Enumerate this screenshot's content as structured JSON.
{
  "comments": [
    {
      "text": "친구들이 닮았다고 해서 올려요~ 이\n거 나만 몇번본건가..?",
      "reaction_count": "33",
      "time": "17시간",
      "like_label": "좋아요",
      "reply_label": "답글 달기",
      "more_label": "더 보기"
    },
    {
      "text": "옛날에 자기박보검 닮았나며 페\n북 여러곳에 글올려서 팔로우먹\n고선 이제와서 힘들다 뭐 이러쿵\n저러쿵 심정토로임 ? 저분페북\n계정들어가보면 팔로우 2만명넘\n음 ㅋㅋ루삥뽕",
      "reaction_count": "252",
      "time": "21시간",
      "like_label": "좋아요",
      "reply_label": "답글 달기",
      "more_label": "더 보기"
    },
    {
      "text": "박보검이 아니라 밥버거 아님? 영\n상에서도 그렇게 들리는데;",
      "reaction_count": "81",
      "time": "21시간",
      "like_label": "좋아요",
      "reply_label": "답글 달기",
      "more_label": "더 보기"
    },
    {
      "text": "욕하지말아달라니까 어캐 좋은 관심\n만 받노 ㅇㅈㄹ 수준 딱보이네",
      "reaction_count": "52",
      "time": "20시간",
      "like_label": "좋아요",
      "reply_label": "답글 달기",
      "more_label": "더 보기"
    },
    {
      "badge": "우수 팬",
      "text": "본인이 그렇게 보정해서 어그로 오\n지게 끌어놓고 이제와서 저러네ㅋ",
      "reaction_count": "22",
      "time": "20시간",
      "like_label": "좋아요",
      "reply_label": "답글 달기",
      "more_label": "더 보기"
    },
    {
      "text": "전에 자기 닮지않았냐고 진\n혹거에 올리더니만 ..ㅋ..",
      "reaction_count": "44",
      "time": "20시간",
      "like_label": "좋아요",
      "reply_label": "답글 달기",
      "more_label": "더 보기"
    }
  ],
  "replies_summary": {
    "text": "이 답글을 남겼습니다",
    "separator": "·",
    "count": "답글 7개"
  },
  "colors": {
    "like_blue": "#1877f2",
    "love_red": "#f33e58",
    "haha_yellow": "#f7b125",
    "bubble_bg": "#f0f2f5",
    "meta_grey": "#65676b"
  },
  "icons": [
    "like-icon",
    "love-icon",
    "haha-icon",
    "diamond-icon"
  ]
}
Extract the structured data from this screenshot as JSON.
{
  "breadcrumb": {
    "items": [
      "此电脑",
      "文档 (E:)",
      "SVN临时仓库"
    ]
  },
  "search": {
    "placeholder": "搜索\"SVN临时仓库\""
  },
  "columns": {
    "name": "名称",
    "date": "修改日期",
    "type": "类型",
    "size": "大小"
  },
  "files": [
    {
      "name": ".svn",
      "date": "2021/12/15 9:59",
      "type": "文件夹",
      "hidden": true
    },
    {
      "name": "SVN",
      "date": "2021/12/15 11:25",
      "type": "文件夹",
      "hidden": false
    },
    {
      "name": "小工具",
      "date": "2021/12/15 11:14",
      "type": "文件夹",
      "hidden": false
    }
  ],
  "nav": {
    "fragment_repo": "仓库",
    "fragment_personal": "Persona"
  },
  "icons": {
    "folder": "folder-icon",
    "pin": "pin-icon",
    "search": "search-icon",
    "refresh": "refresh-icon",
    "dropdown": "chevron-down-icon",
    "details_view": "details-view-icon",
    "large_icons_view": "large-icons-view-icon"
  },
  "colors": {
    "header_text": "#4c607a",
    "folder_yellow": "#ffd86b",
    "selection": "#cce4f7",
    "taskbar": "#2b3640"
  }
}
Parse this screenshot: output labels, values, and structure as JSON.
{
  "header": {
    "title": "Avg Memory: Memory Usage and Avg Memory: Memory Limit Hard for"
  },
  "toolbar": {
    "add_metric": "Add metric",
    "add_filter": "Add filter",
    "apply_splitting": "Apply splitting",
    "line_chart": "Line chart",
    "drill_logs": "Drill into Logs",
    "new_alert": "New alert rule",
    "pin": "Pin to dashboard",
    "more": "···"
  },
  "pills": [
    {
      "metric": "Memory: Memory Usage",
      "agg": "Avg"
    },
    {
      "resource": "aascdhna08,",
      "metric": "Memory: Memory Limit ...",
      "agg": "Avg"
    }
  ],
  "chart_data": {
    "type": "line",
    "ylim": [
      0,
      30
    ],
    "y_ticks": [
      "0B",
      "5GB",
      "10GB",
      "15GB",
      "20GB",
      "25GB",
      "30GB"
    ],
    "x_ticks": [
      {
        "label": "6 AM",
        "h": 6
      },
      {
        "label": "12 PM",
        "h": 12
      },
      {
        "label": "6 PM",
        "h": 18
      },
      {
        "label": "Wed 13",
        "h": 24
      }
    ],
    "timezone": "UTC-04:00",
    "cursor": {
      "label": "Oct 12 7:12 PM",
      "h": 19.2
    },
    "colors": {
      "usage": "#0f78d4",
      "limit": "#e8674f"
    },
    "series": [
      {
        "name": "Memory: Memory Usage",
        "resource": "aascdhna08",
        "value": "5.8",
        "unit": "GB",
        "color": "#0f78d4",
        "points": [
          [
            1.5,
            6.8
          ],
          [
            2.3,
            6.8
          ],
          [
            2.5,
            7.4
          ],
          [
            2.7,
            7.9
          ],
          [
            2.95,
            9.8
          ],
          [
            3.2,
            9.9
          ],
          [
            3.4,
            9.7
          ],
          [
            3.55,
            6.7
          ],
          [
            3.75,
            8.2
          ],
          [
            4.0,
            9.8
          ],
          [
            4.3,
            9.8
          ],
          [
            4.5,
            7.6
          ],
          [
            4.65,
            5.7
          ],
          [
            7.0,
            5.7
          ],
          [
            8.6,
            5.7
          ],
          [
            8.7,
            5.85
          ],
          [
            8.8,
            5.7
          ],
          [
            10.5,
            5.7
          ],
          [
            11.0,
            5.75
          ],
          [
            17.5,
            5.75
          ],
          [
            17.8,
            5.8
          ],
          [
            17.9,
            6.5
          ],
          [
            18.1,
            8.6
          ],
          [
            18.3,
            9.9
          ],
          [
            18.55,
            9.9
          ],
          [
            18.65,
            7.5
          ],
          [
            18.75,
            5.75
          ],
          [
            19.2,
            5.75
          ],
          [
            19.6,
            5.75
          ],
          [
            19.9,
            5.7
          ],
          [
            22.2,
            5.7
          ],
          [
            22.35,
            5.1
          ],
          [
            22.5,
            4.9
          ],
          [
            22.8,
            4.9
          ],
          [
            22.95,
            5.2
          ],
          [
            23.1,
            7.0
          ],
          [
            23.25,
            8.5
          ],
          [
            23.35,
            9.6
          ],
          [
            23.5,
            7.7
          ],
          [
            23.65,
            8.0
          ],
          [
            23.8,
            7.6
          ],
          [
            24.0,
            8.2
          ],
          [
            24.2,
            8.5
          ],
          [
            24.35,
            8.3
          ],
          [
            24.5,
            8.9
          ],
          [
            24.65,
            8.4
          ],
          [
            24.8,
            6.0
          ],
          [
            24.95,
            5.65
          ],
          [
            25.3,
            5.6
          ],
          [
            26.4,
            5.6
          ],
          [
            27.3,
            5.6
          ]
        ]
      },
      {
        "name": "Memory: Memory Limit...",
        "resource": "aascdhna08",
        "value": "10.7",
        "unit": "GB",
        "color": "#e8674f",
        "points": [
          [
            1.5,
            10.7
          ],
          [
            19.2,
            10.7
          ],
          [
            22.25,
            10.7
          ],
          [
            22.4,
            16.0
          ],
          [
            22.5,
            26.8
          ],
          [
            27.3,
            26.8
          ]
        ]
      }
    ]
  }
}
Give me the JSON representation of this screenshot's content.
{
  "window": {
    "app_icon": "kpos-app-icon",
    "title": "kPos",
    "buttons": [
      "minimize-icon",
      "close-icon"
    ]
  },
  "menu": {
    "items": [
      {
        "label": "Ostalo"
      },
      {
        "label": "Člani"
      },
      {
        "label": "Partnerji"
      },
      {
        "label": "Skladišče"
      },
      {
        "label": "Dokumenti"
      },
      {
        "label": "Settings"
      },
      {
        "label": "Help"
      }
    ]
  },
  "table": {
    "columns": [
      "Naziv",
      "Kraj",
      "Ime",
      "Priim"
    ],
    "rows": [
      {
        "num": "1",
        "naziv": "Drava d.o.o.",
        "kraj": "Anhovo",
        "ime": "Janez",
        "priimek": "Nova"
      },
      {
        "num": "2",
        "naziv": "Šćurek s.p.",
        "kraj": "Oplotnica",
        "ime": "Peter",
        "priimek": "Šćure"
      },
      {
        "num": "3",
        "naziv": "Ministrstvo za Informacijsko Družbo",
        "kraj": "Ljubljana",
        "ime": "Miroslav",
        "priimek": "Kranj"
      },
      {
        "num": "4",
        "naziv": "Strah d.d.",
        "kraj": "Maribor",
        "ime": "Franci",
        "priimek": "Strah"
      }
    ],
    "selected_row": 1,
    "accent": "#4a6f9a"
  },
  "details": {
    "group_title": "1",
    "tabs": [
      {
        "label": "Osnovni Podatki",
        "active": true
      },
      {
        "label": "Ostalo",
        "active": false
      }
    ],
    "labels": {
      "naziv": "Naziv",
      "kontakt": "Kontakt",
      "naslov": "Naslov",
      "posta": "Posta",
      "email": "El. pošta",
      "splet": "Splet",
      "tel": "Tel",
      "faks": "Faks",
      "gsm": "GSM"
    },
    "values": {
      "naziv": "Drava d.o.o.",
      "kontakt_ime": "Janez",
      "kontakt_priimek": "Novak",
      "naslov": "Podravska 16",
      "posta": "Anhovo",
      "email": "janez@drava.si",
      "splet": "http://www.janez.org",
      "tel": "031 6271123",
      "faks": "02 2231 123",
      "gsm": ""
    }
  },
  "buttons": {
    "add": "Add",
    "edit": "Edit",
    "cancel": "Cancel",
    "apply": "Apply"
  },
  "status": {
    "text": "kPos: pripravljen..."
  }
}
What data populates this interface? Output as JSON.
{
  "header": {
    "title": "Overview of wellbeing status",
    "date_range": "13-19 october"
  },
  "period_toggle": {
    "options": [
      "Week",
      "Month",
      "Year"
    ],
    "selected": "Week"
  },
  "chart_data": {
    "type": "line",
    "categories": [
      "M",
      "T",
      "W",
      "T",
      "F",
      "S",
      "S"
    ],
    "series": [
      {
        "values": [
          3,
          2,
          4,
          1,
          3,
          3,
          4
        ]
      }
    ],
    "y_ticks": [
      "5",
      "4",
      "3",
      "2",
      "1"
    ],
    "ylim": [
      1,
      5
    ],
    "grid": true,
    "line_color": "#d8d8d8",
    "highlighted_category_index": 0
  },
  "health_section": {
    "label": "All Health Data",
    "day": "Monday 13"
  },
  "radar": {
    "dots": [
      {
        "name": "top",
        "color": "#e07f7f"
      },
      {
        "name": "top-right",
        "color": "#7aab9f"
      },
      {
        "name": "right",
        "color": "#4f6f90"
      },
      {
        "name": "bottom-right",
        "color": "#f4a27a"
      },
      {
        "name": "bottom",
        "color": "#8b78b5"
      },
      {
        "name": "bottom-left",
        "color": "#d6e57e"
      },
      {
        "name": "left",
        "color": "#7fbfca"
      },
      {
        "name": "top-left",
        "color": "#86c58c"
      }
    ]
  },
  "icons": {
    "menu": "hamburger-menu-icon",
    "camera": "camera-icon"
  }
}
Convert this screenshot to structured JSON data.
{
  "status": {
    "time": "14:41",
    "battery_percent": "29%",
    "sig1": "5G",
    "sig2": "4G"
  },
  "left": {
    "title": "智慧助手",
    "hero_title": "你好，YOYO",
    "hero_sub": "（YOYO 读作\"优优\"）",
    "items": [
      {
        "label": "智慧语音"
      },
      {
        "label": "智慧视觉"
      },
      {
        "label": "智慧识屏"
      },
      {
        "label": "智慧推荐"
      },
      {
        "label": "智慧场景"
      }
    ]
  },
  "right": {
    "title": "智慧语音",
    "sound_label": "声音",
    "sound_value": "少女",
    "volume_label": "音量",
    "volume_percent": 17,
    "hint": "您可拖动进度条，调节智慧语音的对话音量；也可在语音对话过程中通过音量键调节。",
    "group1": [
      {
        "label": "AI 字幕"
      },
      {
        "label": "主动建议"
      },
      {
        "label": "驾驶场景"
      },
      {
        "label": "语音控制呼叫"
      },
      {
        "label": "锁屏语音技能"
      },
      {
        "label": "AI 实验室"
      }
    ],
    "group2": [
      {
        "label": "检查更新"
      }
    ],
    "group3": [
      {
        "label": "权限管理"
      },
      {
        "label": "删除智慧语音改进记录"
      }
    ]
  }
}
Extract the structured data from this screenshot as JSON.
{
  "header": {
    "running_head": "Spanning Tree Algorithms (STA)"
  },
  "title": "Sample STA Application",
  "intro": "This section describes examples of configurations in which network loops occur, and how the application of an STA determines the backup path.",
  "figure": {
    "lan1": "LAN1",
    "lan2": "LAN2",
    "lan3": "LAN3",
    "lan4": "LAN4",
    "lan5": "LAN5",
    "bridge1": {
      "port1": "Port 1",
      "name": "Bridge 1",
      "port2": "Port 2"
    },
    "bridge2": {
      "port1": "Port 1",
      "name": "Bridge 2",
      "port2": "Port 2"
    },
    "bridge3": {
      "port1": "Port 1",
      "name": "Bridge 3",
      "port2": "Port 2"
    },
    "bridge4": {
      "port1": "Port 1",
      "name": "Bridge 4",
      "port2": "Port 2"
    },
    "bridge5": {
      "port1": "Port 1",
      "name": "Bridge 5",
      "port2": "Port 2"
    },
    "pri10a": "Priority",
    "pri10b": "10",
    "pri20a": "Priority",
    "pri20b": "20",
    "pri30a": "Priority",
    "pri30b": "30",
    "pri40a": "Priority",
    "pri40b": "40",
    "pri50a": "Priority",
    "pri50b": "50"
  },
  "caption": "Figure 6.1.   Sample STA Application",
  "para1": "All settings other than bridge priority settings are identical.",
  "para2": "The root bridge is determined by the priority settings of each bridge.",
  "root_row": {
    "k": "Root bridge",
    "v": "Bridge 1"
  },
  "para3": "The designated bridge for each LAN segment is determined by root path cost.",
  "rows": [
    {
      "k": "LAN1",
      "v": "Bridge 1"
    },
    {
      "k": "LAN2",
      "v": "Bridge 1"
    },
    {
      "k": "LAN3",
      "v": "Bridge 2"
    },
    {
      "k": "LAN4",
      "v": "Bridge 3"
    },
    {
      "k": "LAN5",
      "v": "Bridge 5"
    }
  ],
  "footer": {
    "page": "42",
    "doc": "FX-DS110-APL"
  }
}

◇ ◇ ◇ ◇

▶ _WHAT THE EXERCISE ASKS_:
From the entries, copy out each line containing the word "bottom".

▶ _SOLUTION FOR THIS TASK_:
        "name": "bottom-right",
        "name": "bottom",
        "name": "bottom-left",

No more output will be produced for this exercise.